▸ **Problem statement**:
Output the lines of the entries below beginning at the one with "Give me the" and ending with the last, exactly as written and without pictures.

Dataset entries

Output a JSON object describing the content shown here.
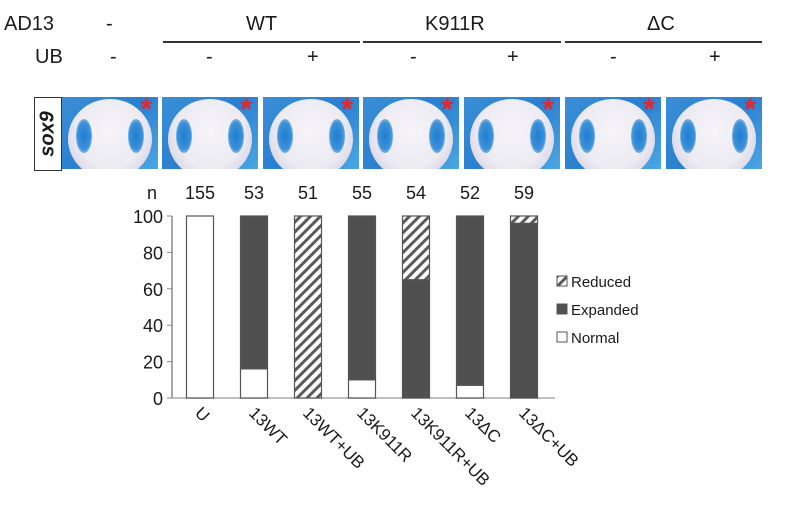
{
  "header": {
    "row1_label": "AD13",
    "row2_label": "UB",
    "ad13_values": [
      "-",
      "WT",
      "K911R",
      "ΔC"
    ],
    "ub_values": [
      "-",
      "-",
      "+",
      "-",
      "+",
      "-",
      "+"
    ]
  },
  "panels": {
    "gene_label": "sox9",
    "marker": "*",
    "count": 7
  },
  "colors": {
    "expanded": "#505050",
    "normal": "#ffffff",
    "reduced_hatch": "#5a5a5a",
    "axis": "#888888",
    "star": "#e8262a",
    "embryo_bg": "#2f86d4"
  },
  "chart_data": {
    "type": "bar",
    "stacked": true,
    "percent": true,
    "title": "",
    "xlabel": "",
    "ylabel": "",
    "n_label": "n",
    "n_values": [
      "155",
      "53",
      "51",
      "55",
      "54",
      "52",
      "59"
    ],
    "categories": [
      "U",
      "13WT",
      "13WT+UB",
      "13K911R",
      "13K911R+UB",
      "13ΔC",
      "13ΔC+UB"
    ],
    "series": [
      {
        "name": "Normal",
        "fill": "white",
        "values": [
          100,
          16,
          0,
          10,
          0,
          7,
          0
        ]
      },
      {
        "name": "Expanded",
        "fill": "dark",
        "values": [
          0,
          84,
          0,
          90,
          65,
          93,
          96
        ]
      },
      {
        "name": "Reduced",
        "fill": "hatched",
        "values": [
          0,
          0,
          100,
          0,
          35,
          0,
          4
        ]
      }
    ],
    "yticks": [
      "0",
      "20",
      "40",
      "60",
      "80",
      "100"
    ],
    "ylim": [
      0,
      100
    ],
    "grid": false,
    "legend": {
      "placement": "right",
      "entries": [
        "Reduced",
        "Expanded",
        "Normal"
      ]
    }
  }
}
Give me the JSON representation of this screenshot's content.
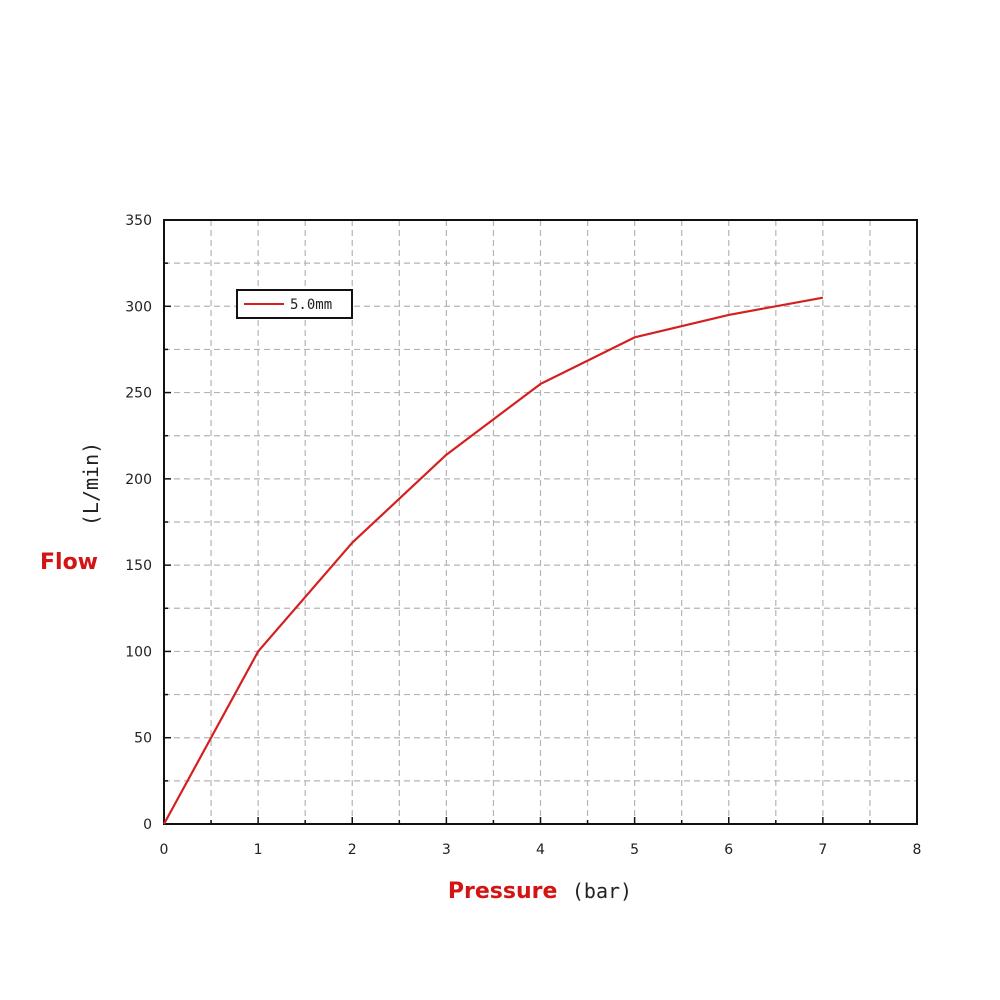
{
  "chart_data": {
    "type": "line",
    "title": "",
    "xlabel": "Pressure",
    "xlabel_unit": "(bar)",
    "ylabel": "Flow",
    "ylabel_unit": "(L/min)",
    "xlim": [
      0,
      8
    ],
    "ylim": [
      0,
      350
    ],
    "x_ticks": [
      0,
      1,
      2,
      3,
      4,
      5,
      6,
      7,
      8
    ],
    "y_ticks": [
      0,
      50,
      100,
      150,
      200,
      250,
      300,
      350
    ],
    "grid": true,
    "legend_position": "top-left",
    "series": [
      {
        "name": "5.0mm",
        "color": "#d42020",
        "x": [
          0,
          1,
          2,
          3,
          4,
          5,
          6,
          7
        ],
        "y": [
          0,
          100,
          163,
          214,
          255,
          282,
          295,
          305
        ]
      }
    ]
  }
}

▸ **The response**:
Give me the JSON representation of this screenshot's content.
{
  "chart_data": {
    "type": "line",
    "title": "",
    "xlabel": "Pressure",
    "xlabel_unit": "(bar)",
    "ylabel": "Flow",
    "ylabel_unit": "(L/min)",
    "xlim": [
      0,
      8
    ],
    "ylim": [
      0,
      350
    ],
    "x_ticks": [
      0,
      1,
      2,
      3,
      4,
      5,
      6,
      7,
      8
    ],
    "y_ticks": [
      0,
      50,
      100,
      150,
      200,
      250,
      300,
      350
    ],
    "grid": true,
    "legend_position": "top-left",
    "series": [
      {
        "name": "5.0mm",
        "color": "#d42020",
        "x": [
          0,
          1,
          2,
          3,
          4,
          5,
          6,
          7
        ],
        "y": [
          0,
          100,
          163,
          214,
          255,
          282,
          295,
          305
        ]
      }
    ]
  }
}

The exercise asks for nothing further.